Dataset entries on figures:
--- Begin ---

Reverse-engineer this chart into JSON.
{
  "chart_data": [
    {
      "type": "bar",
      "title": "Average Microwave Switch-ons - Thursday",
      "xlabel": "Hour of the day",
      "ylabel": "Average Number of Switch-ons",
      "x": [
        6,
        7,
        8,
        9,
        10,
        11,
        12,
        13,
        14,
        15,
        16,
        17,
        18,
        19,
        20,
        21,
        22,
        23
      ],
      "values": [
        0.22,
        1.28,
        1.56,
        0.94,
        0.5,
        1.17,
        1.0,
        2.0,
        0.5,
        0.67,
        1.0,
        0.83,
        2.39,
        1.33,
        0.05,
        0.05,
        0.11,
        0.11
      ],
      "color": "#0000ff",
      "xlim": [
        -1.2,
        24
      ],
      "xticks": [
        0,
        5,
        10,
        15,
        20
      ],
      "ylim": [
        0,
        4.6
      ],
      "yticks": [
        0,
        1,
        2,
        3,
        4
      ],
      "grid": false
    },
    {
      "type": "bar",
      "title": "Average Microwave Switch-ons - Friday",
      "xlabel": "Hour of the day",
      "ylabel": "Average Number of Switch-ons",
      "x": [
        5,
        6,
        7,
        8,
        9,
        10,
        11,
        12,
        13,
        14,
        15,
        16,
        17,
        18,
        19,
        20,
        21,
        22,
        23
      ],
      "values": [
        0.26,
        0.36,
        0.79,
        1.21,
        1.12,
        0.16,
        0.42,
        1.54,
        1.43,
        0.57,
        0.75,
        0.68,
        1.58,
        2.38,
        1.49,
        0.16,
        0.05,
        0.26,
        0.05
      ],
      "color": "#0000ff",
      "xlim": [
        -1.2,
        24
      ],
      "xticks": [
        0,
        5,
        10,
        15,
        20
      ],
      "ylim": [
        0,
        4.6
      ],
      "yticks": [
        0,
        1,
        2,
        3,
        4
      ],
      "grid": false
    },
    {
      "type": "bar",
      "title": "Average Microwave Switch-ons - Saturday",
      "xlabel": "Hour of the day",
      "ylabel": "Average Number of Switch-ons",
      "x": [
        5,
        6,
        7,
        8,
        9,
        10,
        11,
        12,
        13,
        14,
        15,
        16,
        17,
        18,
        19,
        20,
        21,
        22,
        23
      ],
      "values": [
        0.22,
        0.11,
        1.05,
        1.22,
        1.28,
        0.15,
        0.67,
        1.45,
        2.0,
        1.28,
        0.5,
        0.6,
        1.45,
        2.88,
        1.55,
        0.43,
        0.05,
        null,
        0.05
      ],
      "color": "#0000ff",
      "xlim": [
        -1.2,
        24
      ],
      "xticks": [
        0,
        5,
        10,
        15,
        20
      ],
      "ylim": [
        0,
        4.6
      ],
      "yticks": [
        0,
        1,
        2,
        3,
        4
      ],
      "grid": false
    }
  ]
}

--- End ---

- [Task to complete] Reproduce all of the records exactly.

- [Problem solution]
Reverse-engineer this chart into JSON.
{
  "chart_data": [
    {
      "type": "bar",
      "title": "Average Microwave Switch-ons - Thursday",
      "xlabel": "Hour of the day",
      "ylabel": "Average Number of Switch-ons",
      "x": [
        6,
        7,
        8,
        9,
        10,
        11,
        12,
        13,
        14,
        15,
        16,
        17,
        18,
        19,
        20,
        21,
        22,
        23
      ],
      "values": [
        0.22,
        1.28,
        1.56,
        0.94,
        0.5,
        1.17,
        1.0,
        2.0,
        0.5,
        0.67,
        1.0,
        0.83,
        2.39,
        1.33,
        0.05,
        0.05,
        0.11,
        0.11
      ],
      "color": "#0000ff",
      "xlim": [
        -1.2,
        24
      ],
      "xticks": [
        0,
        5,
        10,
        15,
        20
      ],
      "ylim": [
        0,
        4.6
      ],
      "yticks": [
        0,
        1,
        2,
        3,
        4
      ],
      "grid": false
    },
    {
      "type": "bar",
      "title": "Average Microwave Switch-ons - Friday",
      "xlabel": "Hour of the day",
      "ylabel": "Average Number of Switch-ons",
      "x": [
        5,
        6,
        7,
        8,
        9,
        10,
        11,
        12,
        13,
        14,
        15,
        16,
        17,
        18,
        19,
        20,
        21,
        22,
        23
      ],
      "values": [
        0.26,
        0.36,
        0.79,
        1.21,
        1.12,
        0.16,
        0.42,
        1.54,
        1.43,
        0.57,
        0.75,
        0.68,
        1.58,
        2.38,
        1.49,
        0.16,
        0.05,
        0.26,
        0.05
      ],
      "color": "#0000ff",
      "xlim": [
        -1.2,
        24
      ],
      "xticks": [
        0,
        5,
        10,
        15,
        20
      ],
      "ylim": [
        0,
        4.6
      ],
      "yticks": [
        0,
        1,
        2,
        3,
        4
      ],
      "grid": false
    },
    {
      "type": "bar",
      "title": "Average Microwave Switch-ons - Saturday",
      "xlabel": "Hour of the day",
      "ylabel": "Average Number of Switch-ons",
      "x": [
        5,
        6,
        7,
        8,
        9,
        10,
        11,
        12,
        13,
        14,
        15,
        16,
        17,
        18,
        19,
        20,
        21,
        22,
        23
      ],
      "values": [
        0.22,
        0.11,
        1.05,
        1.22,
        1.28,
        0.15,
        0.67,
        1.45,
        2.0,
        1.28,
        0.5,
        0.6,
        1.45,
        2.88,
        1.55,
        0.43,
        0.05,
        null,
        0.05
      ],
      "color": "#0000ff",
      "xlim": [
        -1.2,
        24
      ],
      "xticks": [
        0,
        5,
        10,
        15,
        20
      ],
      "ylim": [
        0,
        4.6
      ],
      "yticks": [
        0,
        1,
        2,
        3,
        4
      ],
      "grid": false
    }
  ]
}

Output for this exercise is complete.